┌────────
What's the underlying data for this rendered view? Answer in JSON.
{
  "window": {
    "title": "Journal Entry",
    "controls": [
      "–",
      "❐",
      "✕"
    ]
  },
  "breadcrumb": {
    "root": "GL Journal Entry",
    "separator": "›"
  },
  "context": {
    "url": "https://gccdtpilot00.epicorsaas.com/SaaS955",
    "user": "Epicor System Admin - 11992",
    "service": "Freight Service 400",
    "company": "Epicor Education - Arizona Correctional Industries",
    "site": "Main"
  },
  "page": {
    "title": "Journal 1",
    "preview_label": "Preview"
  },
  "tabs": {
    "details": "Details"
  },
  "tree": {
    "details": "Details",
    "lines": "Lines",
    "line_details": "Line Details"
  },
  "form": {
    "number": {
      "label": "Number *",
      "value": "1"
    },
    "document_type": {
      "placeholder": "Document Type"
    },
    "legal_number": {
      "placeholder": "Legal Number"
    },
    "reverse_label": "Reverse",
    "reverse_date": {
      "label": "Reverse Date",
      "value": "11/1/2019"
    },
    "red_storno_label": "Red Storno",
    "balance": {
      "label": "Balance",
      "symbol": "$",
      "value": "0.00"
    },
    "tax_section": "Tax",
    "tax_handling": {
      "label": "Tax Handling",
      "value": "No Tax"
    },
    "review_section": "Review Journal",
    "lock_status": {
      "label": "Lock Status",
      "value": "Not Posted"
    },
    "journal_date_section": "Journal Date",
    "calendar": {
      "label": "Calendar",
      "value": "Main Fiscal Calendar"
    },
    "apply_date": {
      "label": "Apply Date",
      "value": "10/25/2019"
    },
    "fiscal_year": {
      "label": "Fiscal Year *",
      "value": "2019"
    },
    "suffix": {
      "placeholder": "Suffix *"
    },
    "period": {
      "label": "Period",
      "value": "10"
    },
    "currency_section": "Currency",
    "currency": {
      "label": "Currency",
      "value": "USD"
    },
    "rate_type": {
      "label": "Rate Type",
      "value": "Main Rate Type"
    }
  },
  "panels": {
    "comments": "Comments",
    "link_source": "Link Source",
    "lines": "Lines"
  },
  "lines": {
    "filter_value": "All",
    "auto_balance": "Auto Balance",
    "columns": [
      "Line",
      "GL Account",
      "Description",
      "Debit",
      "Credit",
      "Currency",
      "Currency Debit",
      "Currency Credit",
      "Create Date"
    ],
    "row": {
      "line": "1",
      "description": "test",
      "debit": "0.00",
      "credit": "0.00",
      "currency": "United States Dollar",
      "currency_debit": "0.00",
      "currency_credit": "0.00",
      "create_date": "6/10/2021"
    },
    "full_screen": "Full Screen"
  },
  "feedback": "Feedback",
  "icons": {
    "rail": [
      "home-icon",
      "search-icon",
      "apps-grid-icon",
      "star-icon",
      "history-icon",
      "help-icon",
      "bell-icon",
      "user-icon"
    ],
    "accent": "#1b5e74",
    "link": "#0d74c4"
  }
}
└────────
┌────────
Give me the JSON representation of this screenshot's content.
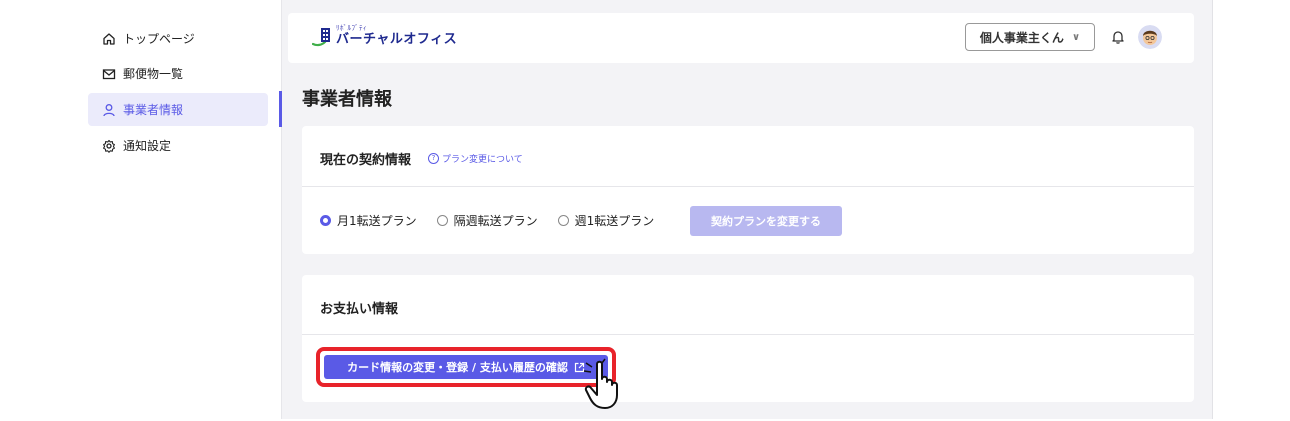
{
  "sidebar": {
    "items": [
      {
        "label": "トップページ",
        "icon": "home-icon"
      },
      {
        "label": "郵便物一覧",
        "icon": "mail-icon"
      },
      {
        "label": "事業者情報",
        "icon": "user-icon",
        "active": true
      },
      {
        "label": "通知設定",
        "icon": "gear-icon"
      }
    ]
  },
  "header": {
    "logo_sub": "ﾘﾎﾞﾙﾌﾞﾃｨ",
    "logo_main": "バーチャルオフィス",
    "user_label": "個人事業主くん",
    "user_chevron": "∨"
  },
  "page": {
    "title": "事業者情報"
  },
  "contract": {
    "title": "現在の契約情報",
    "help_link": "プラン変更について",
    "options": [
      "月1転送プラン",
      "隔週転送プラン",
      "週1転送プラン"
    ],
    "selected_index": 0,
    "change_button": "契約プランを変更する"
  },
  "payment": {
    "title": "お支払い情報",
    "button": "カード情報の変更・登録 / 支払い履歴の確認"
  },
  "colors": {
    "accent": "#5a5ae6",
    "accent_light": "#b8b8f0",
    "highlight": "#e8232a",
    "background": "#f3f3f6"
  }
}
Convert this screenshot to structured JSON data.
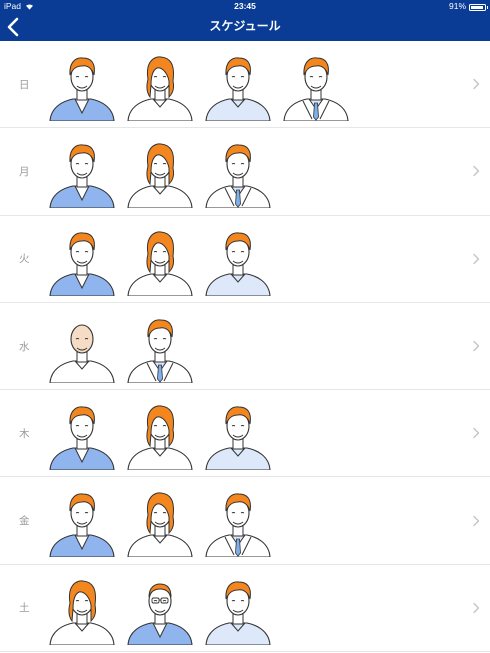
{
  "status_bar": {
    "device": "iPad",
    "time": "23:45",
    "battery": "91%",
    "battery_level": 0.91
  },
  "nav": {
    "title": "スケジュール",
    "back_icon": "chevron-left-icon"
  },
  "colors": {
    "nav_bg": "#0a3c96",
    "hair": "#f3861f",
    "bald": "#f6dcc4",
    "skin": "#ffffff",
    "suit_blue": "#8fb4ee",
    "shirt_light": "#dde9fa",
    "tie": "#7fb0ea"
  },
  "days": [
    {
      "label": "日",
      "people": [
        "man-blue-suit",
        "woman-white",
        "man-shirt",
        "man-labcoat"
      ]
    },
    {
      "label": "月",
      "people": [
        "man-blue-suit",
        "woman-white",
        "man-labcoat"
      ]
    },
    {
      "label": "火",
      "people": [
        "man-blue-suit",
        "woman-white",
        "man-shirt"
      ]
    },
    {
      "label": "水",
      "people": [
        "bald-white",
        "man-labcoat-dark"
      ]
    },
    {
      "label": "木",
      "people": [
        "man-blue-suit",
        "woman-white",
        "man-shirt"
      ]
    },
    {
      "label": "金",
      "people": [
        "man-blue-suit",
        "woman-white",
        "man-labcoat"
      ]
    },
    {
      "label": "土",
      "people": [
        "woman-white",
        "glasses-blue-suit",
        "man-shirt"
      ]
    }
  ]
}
└────────
┌────────
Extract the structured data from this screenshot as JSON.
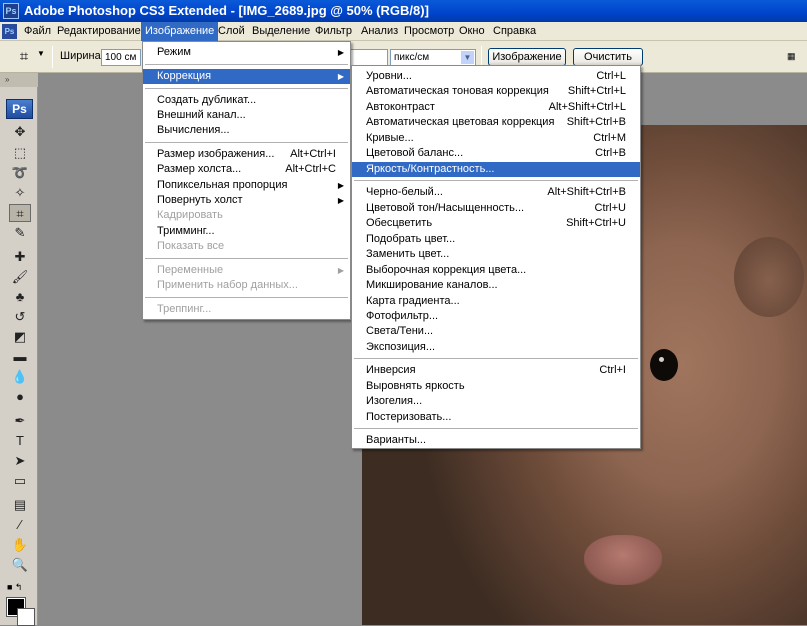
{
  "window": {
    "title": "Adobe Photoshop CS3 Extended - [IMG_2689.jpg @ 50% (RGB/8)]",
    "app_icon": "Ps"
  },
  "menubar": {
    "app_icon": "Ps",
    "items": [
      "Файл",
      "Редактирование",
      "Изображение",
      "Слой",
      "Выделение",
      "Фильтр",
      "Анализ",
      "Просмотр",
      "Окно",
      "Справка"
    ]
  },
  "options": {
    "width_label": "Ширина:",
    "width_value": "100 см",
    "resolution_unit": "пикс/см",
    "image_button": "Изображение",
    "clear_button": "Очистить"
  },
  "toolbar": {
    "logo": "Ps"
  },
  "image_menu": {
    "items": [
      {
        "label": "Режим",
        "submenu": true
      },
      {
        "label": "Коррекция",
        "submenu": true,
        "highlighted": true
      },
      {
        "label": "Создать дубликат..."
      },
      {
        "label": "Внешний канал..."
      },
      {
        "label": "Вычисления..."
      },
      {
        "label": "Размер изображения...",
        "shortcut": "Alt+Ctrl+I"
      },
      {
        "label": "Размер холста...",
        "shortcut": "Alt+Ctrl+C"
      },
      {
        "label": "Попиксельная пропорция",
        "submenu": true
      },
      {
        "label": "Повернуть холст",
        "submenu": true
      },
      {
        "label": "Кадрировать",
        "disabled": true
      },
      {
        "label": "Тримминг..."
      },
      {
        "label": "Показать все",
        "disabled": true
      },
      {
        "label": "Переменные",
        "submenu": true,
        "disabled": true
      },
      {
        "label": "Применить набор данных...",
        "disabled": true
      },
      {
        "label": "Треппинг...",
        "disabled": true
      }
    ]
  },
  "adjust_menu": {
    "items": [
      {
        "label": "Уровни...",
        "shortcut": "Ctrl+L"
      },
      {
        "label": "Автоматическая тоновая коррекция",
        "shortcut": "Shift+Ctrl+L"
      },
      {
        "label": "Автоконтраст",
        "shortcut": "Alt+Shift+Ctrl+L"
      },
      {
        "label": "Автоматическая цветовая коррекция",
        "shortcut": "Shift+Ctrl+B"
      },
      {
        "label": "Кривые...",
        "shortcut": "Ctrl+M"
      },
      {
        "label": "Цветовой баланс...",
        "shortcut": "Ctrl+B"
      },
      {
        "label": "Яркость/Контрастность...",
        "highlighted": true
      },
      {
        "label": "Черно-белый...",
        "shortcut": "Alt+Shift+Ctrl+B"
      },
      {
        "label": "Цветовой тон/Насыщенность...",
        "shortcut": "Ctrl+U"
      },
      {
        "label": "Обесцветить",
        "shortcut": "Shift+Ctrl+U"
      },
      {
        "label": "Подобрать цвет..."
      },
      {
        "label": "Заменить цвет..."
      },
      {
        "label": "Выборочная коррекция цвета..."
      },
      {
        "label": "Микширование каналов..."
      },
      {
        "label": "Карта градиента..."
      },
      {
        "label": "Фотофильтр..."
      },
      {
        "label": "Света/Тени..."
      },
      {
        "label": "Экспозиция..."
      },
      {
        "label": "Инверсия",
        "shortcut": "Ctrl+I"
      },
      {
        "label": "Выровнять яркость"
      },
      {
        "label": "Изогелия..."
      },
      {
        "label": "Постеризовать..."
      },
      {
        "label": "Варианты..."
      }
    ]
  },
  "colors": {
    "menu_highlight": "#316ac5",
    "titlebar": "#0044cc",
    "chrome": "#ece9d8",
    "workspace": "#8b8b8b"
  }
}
└────────
> Instructions to follow: Which lines hold the word "shortcut"? Copy all of them.

> Expected answer:
        "shortcut": "Alt+Ctrl+I"
        "shortcut": "Alt+Ctrl+C"
        "shortcut": "Ctrl+L"
        "shortcut": "Shift+Ctrl+L"
        "shortcut": "Alt+Shift+Ctrl+L"
        "shortcut": "Shift+Ctrl+B"
        "shortcut": "Ctrl+M"
        "shortcut": "Ctrl+B"
        "shortcut": "Alt+Shift+Ctrl+B"
        "shortcut": "Ctrl+U"
        "shortcut": "Shift+Ctrl+U"
        "shortcut": "Ctrl+I"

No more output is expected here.